[Records contained in a dataset]

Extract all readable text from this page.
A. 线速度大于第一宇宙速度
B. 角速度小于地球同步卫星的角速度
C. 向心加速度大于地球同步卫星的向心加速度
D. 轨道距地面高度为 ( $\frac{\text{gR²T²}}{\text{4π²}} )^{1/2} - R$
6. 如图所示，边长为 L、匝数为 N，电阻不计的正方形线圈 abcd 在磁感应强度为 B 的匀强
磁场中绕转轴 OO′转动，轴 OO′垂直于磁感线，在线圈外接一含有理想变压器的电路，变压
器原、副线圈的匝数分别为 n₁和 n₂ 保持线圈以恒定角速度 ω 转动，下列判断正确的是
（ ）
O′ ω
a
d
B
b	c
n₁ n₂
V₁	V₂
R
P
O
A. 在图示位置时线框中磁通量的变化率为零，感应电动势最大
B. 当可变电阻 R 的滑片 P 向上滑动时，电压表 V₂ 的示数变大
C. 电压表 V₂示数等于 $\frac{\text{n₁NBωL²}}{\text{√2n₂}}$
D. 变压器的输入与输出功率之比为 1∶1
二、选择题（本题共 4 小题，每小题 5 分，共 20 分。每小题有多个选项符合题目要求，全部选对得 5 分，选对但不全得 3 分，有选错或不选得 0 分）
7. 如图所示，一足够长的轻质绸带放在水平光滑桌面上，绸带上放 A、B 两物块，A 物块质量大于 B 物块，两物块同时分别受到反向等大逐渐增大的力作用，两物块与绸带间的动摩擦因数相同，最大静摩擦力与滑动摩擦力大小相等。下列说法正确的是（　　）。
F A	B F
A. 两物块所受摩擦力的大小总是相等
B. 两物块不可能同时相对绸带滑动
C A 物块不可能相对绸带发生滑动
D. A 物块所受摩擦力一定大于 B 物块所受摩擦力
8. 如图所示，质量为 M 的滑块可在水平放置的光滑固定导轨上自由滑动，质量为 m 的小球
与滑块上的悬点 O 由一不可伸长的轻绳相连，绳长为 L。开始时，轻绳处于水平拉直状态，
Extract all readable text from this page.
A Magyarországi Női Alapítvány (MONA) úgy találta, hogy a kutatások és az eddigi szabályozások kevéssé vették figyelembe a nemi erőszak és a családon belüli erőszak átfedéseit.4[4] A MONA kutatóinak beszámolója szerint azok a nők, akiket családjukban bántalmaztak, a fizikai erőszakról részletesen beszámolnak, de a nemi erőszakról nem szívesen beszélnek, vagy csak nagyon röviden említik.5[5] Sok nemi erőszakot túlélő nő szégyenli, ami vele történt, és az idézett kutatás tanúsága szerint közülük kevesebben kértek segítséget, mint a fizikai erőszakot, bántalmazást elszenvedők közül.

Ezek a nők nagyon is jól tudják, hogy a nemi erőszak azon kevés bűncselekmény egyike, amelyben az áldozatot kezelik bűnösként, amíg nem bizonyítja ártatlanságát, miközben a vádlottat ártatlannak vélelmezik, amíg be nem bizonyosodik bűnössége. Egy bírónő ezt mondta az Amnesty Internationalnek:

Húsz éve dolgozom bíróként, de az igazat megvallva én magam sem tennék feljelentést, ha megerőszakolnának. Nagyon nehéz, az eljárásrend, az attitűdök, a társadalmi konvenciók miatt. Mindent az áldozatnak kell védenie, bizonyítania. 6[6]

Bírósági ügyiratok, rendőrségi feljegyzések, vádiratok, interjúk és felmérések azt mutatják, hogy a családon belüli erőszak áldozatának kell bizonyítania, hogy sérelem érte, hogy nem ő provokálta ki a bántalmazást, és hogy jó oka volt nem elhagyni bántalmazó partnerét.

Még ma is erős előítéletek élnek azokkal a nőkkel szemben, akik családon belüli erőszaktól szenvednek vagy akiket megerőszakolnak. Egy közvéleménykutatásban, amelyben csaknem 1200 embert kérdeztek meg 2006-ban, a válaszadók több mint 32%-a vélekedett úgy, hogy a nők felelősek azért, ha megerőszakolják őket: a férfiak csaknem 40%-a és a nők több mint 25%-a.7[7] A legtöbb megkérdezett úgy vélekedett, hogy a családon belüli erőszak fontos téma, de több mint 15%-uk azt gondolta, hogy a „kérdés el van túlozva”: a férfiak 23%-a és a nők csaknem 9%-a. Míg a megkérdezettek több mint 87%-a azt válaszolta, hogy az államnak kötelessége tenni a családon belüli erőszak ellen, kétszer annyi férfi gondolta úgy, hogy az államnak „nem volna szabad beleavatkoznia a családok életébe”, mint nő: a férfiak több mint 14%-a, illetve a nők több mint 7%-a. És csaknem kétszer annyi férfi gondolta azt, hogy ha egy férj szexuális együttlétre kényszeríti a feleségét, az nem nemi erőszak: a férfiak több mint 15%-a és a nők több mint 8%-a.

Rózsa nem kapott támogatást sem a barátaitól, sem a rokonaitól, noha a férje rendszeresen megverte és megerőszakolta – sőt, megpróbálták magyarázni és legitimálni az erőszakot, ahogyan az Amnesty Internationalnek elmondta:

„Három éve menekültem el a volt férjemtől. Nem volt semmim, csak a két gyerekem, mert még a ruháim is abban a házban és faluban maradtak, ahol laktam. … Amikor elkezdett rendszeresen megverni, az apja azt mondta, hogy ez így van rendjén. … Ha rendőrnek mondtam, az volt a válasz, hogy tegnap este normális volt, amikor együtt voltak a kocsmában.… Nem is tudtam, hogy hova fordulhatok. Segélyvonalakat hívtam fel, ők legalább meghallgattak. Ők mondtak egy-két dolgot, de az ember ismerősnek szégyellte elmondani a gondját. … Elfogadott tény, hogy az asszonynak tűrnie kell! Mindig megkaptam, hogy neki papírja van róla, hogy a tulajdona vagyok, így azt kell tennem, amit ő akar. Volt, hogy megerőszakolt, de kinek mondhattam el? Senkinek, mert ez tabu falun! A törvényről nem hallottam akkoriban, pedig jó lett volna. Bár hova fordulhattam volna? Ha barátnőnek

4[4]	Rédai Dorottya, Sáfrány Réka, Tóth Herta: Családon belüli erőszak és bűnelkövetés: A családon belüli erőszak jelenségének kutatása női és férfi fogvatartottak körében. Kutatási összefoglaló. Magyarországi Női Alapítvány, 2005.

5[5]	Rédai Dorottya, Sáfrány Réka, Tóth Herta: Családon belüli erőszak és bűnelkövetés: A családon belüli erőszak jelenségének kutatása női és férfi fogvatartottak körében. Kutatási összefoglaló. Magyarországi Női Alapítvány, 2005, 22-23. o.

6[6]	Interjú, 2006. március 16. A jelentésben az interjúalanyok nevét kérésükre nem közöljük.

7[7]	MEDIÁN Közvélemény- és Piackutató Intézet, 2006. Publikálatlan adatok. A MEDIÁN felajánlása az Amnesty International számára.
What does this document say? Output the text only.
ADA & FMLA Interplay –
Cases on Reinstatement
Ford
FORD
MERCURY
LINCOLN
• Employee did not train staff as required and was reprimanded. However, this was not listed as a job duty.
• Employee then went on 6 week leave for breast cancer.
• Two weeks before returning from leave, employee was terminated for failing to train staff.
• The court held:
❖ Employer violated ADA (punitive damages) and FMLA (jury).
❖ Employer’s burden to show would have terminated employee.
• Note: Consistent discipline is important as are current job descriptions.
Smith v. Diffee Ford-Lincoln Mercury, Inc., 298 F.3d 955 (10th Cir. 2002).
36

## Short task:
Extract each entry in full and write it down exactly.

## Result for this task:
Extract all readable text from this page.
A. 线速度大于第一宇宙速度
B. 角速度小于地球同步卫星的角速度
C. 向心加速度大于地球同步卫星的向心加速度
D. 轨道距地面高度为 ( $\frac{\text{gR²T²}}{\text{4π²}} )^{1/2} - R$
6. 如图所示，边长为 L、匝数为 N，电阻不计的正方形线圈 abcd 在磁感应强度为 B 的匀强
磁场中绕转轴 OO′转动，轴 OO′垂直于磁感线，在线圈外接一含有理想变压器的电路，变压
器原、副线圈的匝数分别为 n₁和 n₂ 保持线圈以恒定角速度 ω 转动，下列判断正确的是
（ ）
O′ ω
a
d
B
b	c
n₁ n₂
V₁	V₂
R
P
O
A. 在图示位置时线框中磁通量的变化率为零，感应电动势最大
B. 当可变电阻 R 的滑片 P 向上滑动时，电压表 V₂ 的示数变大
C. 电压表 V₂示数等于 $\frac{\text{n₁NBωL²}}{\text{√2n₂}}$
D. 变压器的输入与输出功率之比为 1∶1
二、选择题（本题共 4 小题，每小题 5 分，共 20 分。每小题有多个选项符合题目要求，全部选对得 5 分，选对但不全得 3 分，有选错或不选得 0 分）
7. 如图所示，一足够长的轻质绸带放在水平光滑桌面上，绸带上放 A、B 两物块，A 物块质量大于 B 物块，两物块同时分别受到反向等大逐渐增大的力作用，两物块与绸带间的动摩擦因数相同，最大静摩擦力与滑动摩擦力大小相等。下列说法正确的是（　　）。
F A	B F
A. 两物块所受摩擦力的大小总是相等
B. 两物块不可能同时相对绸带滑动
C A 物块不可能相对绸带发生滑动
D. A 物块所受摩擦力一定大于 B 物块所受摩擦力
8. 如图所示，质量为 M 的滑块可在水平放置的光滑固定导轨上自由滑动，质量为 m 的小球
与滑块上的悬点 O 由一不可伸长的轻绳相连，绳长为 L。开始时，轻绳处于水平拉直状态，
Extract all readable text from this page.
A Magyarországi Női Alapítvány (MONA) úgy találta, hogy a kutatások és az eddigi szabályozások kevéssé vették figyelembe a nemi erőszak és a családon belüli erőszak átfedéseit.4[4] A MONA kutatóinak beszámolója szerint azok a nők, akiket családjukban bántalmaztak, a fizikai erőszakról részletesen beszámolnak, de a nemi erőszakról nem szívesen beszélnek, vagy csak nagyon röviden említik.5[5] Sok nemi erőszakot túlélő nő szégyenli, ami vele történt, és az idézett kutatás tanúsága szerint közülük kevesebben kértek segítséget, mint a fizikai erőszakot, bántalmazást elszenvedők közül.

Ezek a nők nagyon is jól tudják, hogy a nemi erőszak azon kevés bűncselekmény egyike, amelyben az áldozatot kezelik bűnösként, amíg nem bizonyítja ártatlanságát, miközben a vádlottat ártatlannak vélelmezik, amíg be nem bizonyosodik bűnössége. Egy bírónő ezt mondta az Amnesty Internationalnek:

Húsz éve dolgozom bíróként, de az igazat megvallva én magam sem tennék feljelentést, ha megerőszakolnának. Nagyon nehéz, az eljárásrend, az attitűdök, a társadalmi konvenciók miatt. Mindent az áldozatnak kell védenie, bizonyítania. 6[6]

Bírósági ügyiratok, rendőrségi feljegyzések, vádiratok, interjúk és felmérések azt mutatják, hogy a családon belüli erőszak áldozatának kell bizonyítania, hogy sérelem érte, hogy nem ő provokálta ki a bántalmazást, és hogy jó oka volt nem elhagyni bántalmazó partnerét.

Még ma is erős előítéletek élnek azokkal a nőkkel szemben, akik családon belüli erőszaktól szenvednek vagy akiket megerőszakolnak. Egy közvéleménykutatásban, amelyben csaknem 1200 embert kérdeztek meg 2006-ban, a válaszadók több mint 32%-a vélekedett úgy, hogy a nők felelősek azért, ha megerőszakolják őket: a férfiak csaknem 40%-a és a nők több mint 25%-a.7[7] A legtöbb megkérdezett úgy vélekedett, hogy a családon belüli erőszak fontos téma, de több mint 15%-uk azt gondolta, hogy a „kérdés el van túlozva”: a férfiak 23%-a és a nők csaknem 9%-a. Míg a megkérdezettek több mint 87%-a azt válaszolta, hogy az államnak kötelessége tenni a családon belüli erőszak ellen, kétszer annyi férfi gondolta úgy, hogy az államnak „nem volna szabad beleavatkoznia a családok életébe”, mint nő: a férfiak több mint 14%-a, illetve a nők több mint 7%-a. És csaknem kétszer annyi férfi gondolta azt, hogy ha egy férj szexuális együttlétre kényszeríti a feleségét, az nem nemi erőszak: a férfiak több mint 15%-a és a nők több mint 8%-a.

Rózsa nem kapott támogatást sem a barátaitól, sem a rokonaitól, noha a férje rendszeresen megverte és megerőszakolta – sőt, megpróbálták magyarázni és legitimálni az erőszakot, ahogyan az Amnesty Internationalnek elmondta:

„Három éve menekültem el a volt férjemtől. Nem volt semmim, csak a két gyerekem, mert még a ruháim is abban a házban és faluban maradtak, ahol laktam. … Amikor elkezdett rendszeresen megverni, az apja azt mondta, hogy ez így van rendjén. … Ha rendőrnek mondtam, az volt a válasz, hogy tegnap este normális volt, amikor együtt voltak a kocsmában.… Nem is tudtam, hogy hova fordulhatok. Segélyvonalakat hívtam fel, ők legalább meghallgattak. Ők mondtak egy-két dolgot, de az ember ismerősnek szégyellte elmondani a gondját. … Elfogadott tény, hogy az asszonynak tűrnie kell! Mindig megkaptam, hogy neki papírja van róla, hogy a tulajdona vagyok, így azt kell tennem, amit ő akar. Volt, hogy megerőszakolt, de kinek mondhattam el? Senkinek, mert ez tabu falun! A törvényről nem hallottam akkoriban, pedig jó lett volna. Bár hova fordulhattam volna? Ha barátnőnek

4[4]	Rédai Dorottya, Sáfrány Réka, Tóth Herta: Családon belüli erőszak és bűnelkövetés: A családon belüli erőszak jelenségének kutatása női és férfi fogvatartottak körében. Kutatási összefoglaló. Magyarországi Női Alapítvány, 2005.

5[5]	Rédai Dorottya, Sáfrány Réka, Tóth Herta: Családon belüli erőszak és bűnelkövetés: A családon belüli erőszak jelenségének kutatása női és férfi fogvatartottak körében. Kutatási összefoglaló. Magyarországi Női Alapítvány, 2005, 22-23. o.

6[6]	Interjú, 2006. március 16. A jelentésben az interjúalanyok nevét kérésükre nem közöljük.

7[7]	MEDIÁN Közvélemény- és Piackutató Intézet, 2006. Publikálatlan adatok. A MEDIÁN felajánlása az Amnesty International számára.
What does this document say? Output the text only.
ADA & FMLA Interplay –
Cases on Reinstatement
Ford
FORD
MERCURY
LINCOLN
• Employee did not train staff as required and was reprimanded. However, this was not listed as a job duty.
• Employee then went on 6 week leave for breast cancer.
• Two weeks before returning from leave, employee was terminated for failing to train staff.
• The court held:
❖ Employer violated ADA (punitive damages) and FMLA (jury).
❖ Employer’s burden to show would have terminated employee.
• Note: Consistent discipline is important as are current job descriptions.
Smith v. Diffee Ford-Lincoln Mercury, Inc., 298 F.3d 955 (10th Cir. 2002).
36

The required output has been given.